If only the propensity model is correctly specified: the posterior mean ATE is approximately consistent despite outcome misspecification. The paper explicitly acknowledges that “some bias still remains” — this is a weaker guarantee than classical AIPW, which achieves exact consistency when the propensity alone is correct. The Bayesian DR estimator depends more on outcome model correctness than its frequentist counterpart.

Under nonparametric (BART) outcome models with correctly specified propensity: the tilted posterior achieves improved convergence rates compared to the G-computation formula alone, with better finite-sample coverage. The simulation evidence in Table 2 of the paper supports this.

The asymptotic point estimate is equivalent to Bang & Robins (2005) under standard conditions. The novelty is the posterior distribution in finite samples, not the point estimate. At large n, you would get essentially the same ATE from TMLE or DML — what you would not get is P(ATE > 0.05) or the posterior variance.

Where this would genuinely matter for UK pricing

The case for Bayesian DR credible intervals is strongest in three specific insurance contexts.

Small specialist segments. For commercial lines, HNW, or niche personal lines where n < 500 per segment, the asymptotic normal approximation in DML confidence intervals is unreliable. A Bayesian posterior is exact in finite samples, given the prior. The frequentist 95% CI for DML at n = 200 has 82–88% actual coverage in the Kang-Schafer misspecification scenario (from the paper’s simulations) — the Bayesian posterior under correctly specified outcome model has coverage close to the nominal 95%.

Prior incorporation. If your pricing team has a strong prior from actuarial tables or previous evaluations — “rate changes on direct motor have historically produced -2% to -8% effects on new business volume” — a Bayesian model can use that. DML cannot. The prior regularises the estimate in exactly the situations where the data are thin and the estimate is otherwise noisy.

• Record extracts:
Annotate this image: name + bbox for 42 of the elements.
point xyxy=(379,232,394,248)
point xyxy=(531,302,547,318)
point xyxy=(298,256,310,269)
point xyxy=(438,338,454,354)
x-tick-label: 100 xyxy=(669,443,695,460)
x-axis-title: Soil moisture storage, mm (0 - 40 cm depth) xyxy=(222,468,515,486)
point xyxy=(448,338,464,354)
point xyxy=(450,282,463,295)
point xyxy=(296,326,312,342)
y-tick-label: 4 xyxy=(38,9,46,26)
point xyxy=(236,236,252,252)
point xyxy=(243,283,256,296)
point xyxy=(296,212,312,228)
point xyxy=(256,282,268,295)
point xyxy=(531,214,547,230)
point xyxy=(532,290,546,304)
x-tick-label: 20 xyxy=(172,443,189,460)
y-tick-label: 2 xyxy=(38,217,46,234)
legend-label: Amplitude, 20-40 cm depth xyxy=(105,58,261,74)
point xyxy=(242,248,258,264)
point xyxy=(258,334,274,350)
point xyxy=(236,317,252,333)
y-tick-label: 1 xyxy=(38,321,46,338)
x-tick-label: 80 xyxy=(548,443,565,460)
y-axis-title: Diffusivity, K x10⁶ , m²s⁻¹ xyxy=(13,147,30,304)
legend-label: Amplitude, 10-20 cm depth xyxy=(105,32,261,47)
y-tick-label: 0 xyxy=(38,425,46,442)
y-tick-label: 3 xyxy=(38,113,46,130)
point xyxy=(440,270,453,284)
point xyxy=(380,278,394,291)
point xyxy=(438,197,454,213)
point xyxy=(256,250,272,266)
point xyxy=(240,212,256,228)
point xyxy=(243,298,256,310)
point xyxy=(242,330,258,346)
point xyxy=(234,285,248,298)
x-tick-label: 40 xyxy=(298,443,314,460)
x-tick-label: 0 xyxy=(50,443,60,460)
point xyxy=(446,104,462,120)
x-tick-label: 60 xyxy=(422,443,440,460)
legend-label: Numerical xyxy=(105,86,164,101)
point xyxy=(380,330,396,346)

• Do this: Can you write out, word for word, the passage on Bayesian doubly robust estimation from "Under nonparametric (BART)" to "paper supports this."?

• Solution to this task:
Under nonparametric (BART) outcome models with correctly specified propensity: the tilted posterior achieves improved convergence rates compared to the G-computation formula alone, with better finite-sample coverage. The simulation evidence in Table 2 of the paper supports this.